Dataset entries on figures:
──────────

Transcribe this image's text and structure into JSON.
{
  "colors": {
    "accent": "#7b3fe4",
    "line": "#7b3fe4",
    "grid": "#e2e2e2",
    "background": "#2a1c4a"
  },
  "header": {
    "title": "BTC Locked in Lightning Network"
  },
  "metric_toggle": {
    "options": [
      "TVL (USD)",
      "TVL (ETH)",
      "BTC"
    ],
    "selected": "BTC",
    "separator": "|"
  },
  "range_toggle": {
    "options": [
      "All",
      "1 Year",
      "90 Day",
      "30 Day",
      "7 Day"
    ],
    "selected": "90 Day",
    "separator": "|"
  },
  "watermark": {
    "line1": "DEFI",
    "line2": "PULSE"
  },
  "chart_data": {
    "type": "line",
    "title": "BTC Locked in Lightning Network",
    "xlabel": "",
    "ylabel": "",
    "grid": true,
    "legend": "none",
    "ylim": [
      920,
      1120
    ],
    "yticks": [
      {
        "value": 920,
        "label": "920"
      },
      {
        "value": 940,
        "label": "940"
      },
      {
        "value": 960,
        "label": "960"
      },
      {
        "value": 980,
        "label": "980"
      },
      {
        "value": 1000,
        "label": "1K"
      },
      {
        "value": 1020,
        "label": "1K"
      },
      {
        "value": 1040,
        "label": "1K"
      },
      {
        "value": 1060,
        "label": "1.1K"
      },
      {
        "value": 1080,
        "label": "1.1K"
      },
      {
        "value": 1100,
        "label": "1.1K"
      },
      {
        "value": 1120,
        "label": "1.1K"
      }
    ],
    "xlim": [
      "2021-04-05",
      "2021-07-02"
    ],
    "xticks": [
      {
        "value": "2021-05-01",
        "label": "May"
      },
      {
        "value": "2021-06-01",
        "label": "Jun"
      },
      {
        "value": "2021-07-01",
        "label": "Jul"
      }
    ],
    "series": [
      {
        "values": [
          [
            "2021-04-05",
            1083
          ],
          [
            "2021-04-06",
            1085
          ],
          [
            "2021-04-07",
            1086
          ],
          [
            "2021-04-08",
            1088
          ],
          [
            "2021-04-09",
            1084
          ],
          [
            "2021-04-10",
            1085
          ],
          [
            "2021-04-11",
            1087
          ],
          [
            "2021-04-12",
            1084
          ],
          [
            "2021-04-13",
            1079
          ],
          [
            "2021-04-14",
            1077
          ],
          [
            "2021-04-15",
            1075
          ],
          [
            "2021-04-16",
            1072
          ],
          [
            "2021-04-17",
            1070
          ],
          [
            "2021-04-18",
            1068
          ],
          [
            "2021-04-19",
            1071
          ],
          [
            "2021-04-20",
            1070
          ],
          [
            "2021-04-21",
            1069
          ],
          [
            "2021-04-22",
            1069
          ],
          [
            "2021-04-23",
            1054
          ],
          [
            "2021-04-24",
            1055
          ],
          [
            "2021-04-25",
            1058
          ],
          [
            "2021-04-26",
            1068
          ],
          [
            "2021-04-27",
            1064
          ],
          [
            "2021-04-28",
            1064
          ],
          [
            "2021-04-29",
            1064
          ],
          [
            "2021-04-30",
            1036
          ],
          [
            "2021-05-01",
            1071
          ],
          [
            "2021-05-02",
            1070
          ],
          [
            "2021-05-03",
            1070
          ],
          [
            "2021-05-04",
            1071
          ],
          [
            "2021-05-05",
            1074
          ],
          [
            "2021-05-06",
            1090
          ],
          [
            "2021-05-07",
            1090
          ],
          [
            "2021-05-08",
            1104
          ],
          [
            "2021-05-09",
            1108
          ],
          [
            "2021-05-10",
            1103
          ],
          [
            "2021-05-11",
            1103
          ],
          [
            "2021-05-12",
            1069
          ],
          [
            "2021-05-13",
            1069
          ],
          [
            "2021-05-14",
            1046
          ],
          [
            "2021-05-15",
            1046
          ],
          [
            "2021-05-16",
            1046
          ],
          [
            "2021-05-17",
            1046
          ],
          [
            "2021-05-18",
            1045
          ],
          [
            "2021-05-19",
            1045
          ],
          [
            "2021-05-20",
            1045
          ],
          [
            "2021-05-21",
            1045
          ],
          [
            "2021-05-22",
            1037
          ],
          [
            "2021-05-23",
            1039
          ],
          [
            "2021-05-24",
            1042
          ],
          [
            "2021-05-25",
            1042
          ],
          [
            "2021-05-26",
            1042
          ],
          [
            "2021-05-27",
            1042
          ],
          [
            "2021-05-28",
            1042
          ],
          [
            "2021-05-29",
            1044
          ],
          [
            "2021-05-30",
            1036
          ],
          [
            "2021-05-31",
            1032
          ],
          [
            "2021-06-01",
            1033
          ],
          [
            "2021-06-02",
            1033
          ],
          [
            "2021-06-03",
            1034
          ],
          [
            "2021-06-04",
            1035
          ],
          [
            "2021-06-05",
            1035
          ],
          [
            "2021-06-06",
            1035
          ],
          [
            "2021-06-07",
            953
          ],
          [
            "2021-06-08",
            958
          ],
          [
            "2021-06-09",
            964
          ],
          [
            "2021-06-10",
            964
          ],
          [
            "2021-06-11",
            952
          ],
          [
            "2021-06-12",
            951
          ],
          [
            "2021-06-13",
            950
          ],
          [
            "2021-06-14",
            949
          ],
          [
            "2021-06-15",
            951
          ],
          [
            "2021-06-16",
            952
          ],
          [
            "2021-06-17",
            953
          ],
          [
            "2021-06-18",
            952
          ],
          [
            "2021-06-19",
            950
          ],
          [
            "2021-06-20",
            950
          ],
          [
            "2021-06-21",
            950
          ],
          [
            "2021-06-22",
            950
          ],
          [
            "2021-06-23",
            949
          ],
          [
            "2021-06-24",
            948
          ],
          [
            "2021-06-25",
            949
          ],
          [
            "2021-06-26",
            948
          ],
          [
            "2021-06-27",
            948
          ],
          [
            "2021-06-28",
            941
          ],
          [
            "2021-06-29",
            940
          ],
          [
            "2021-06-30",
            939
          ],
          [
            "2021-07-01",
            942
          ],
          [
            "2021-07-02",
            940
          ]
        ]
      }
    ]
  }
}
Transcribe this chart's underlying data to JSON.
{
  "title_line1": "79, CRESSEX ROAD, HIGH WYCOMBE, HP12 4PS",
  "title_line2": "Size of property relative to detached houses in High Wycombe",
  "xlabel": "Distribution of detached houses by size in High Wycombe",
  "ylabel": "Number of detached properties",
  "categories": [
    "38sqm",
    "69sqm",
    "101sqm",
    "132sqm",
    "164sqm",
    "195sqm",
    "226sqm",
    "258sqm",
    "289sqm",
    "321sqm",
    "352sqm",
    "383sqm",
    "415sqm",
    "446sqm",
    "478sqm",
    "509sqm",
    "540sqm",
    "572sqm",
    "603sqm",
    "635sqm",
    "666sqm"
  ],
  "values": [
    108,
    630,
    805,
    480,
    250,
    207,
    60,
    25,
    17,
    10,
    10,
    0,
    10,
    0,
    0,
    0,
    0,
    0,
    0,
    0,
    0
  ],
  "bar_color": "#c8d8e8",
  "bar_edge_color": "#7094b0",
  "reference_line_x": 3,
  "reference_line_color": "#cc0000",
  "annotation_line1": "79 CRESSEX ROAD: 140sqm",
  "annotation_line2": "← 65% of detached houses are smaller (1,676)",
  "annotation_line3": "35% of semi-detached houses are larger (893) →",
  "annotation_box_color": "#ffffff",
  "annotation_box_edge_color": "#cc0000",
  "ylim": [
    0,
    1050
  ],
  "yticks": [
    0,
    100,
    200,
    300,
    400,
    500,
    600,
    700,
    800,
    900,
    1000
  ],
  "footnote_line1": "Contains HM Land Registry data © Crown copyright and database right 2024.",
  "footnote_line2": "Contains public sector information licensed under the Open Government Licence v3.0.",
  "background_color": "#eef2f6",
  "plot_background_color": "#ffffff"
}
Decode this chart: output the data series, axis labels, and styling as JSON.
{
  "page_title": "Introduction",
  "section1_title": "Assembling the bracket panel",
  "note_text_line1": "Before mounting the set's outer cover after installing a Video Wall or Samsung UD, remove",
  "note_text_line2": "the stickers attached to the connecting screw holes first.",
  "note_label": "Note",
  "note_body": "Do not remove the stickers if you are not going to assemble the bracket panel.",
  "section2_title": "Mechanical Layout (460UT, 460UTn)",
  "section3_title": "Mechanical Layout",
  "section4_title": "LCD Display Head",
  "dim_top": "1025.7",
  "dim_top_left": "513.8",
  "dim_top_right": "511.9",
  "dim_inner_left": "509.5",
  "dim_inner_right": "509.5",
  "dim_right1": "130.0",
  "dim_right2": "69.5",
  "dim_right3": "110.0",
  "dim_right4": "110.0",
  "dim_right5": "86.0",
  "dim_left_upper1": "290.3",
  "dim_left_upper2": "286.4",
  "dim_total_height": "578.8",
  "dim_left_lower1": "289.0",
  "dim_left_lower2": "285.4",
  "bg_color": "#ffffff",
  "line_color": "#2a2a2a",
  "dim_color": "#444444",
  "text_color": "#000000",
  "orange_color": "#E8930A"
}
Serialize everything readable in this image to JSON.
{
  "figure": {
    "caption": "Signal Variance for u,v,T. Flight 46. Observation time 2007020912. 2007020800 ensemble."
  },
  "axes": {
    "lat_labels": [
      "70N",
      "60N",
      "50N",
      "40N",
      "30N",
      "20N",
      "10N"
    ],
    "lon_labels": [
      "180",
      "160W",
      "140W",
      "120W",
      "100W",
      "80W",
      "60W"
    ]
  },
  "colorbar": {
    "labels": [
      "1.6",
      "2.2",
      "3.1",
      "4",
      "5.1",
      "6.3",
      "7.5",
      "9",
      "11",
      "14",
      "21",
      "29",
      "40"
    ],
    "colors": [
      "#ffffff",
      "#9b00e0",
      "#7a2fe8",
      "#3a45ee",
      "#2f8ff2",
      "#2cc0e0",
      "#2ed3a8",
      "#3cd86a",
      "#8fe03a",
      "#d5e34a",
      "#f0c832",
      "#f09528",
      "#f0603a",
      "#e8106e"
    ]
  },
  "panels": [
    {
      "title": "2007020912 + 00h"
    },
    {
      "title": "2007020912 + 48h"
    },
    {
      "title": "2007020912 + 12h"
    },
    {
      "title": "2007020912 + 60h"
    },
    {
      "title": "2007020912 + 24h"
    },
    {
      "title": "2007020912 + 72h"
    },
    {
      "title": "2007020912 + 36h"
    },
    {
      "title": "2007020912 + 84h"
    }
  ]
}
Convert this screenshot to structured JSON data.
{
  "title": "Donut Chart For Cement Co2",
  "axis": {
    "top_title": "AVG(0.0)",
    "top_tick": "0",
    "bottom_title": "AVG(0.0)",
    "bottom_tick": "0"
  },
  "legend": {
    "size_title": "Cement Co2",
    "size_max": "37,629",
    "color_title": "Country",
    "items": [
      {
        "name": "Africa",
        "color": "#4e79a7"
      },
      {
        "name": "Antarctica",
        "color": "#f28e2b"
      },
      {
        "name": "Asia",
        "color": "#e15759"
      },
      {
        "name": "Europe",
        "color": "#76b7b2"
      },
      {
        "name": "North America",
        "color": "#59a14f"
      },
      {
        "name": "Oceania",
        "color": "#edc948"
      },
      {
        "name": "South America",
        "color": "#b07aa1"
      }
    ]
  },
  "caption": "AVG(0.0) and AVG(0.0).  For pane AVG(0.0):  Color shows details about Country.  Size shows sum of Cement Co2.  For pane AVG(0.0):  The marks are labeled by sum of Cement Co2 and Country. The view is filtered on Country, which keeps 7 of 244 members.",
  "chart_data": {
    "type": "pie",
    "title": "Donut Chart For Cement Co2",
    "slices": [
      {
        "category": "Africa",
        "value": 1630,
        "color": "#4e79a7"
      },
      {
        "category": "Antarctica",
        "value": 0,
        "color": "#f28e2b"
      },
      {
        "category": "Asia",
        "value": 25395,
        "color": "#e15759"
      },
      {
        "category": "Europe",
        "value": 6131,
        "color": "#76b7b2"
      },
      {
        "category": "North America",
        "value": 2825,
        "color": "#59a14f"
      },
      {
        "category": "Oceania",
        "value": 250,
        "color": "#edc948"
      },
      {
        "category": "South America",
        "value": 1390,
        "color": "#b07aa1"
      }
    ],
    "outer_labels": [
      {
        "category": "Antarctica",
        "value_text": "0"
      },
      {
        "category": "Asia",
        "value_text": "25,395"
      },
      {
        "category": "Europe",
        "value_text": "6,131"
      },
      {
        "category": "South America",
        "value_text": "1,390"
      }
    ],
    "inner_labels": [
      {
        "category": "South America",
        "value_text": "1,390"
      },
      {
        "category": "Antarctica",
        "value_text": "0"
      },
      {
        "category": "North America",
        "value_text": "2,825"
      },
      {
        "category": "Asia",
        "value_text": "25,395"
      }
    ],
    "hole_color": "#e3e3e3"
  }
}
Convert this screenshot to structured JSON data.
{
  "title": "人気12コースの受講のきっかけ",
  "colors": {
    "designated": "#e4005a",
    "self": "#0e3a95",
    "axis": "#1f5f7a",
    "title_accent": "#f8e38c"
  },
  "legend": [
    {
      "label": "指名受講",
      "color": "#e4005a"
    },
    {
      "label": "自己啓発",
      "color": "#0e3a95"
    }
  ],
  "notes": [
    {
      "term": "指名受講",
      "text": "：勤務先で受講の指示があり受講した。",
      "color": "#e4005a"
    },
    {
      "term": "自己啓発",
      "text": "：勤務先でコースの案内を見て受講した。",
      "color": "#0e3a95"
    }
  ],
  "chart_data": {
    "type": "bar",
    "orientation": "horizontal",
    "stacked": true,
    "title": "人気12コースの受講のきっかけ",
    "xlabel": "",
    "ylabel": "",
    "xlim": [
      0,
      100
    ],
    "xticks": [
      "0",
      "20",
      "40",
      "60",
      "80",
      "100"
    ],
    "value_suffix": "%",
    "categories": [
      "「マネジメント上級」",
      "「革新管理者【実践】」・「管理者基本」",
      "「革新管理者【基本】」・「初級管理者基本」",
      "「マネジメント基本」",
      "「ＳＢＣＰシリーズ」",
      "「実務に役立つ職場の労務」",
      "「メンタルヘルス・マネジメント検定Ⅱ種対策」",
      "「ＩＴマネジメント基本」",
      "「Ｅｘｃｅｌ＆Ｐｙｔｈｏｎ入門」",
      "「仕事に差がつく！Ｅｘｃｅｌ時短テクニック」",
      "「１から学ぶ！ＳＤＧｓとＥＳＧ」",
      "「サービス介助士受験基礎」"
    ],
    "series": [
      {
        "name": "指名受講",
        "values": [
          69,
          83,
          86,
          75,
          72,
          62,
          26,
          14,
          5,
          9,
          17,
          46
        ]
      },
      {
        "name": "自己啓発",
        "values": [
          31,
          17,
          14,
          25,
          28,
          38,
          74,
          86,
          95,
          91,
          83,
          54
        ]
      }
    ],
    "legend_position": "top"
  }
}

──────────

Gather up every line in the data above that contains the word "ROAD", copying each one.

  "title_line1": "79, CRESSEX ROAD, HIGH WYCOMBE, HP12 4PS",
  "annotation_line1": "79 CRESSEX ROAD: 140sqm",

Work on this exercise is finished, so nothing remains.